Go through the entries one line at a time, and gather every line that has the word "circle".
--- Start ---
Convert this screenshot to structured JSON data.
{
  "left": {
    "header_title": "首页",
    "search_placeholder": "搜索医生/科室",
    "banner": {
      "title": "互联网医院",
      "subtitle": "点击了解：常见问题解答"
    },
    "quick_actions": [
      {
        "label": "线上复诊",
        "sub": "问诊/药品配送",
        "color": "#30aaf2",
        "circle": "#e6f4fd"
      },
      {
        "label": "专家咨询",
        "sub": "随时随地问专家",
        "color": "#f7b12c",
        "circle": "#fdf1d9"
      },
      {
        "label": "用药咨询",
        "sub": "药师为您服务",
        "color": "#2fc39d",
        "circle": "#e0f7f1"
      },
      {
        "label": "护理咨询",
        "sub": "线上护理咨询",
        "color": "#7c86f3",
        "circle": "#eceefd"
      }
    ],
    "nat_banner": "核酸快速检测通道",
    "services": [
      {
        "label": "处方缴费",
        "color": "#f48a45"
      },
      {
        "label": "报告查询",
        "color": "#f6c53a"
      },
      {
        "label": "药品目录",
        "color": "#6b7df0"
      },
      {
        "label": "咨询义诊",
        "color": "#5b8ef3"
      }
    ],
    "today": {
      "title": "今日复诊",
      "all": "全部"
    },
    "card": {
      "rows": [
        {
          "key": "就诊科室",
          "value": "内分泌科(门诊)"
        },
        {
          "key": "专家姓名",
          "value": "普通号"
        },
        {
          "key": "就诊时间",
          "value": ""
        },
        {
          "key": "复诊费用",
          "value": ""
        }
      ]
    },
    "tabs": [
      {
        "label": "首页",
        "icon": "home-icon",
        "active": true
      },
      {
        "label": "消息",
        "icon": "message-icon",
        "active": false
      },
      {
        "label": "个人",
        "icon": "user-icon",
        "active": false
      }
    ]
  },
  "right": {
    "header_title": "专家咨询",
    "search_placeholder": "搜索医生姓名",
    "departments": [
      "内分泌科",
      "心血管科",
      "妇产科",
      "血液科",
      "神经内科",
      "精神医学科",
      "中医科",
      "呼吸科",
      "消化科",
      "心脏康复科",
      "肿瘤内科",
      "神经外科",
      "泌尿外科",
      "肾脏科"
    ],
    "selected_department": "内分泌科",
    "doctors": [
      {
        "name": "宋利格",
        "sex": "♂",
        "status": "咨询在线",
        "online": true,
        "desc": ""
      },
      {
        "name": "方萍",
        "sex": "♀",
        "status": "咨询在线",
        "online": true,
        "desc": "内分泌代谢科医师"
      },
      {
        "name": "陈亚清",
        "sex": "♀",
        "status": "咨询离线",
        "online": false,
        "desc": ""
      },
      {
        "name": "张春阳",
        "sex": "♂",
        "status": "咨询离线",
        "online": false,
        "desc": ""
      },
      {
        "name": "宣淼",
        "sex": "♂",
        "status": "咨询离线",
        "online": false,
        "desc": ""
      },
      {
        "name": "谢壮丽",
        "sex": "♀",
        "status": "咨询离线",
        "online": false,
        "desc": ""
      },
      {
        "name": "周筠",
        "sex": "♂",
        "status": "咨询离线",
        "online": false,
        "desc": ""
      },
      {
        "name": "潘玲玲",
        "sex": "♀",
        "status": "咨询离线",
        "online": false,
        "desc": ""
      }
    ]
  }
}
--- End ---
* _Written solution_:
        "circle": "#e6f4fd"
        "circle": "#fdf1d9"
        "circle": "#e0f7f1"
        "circle": "#eceefd"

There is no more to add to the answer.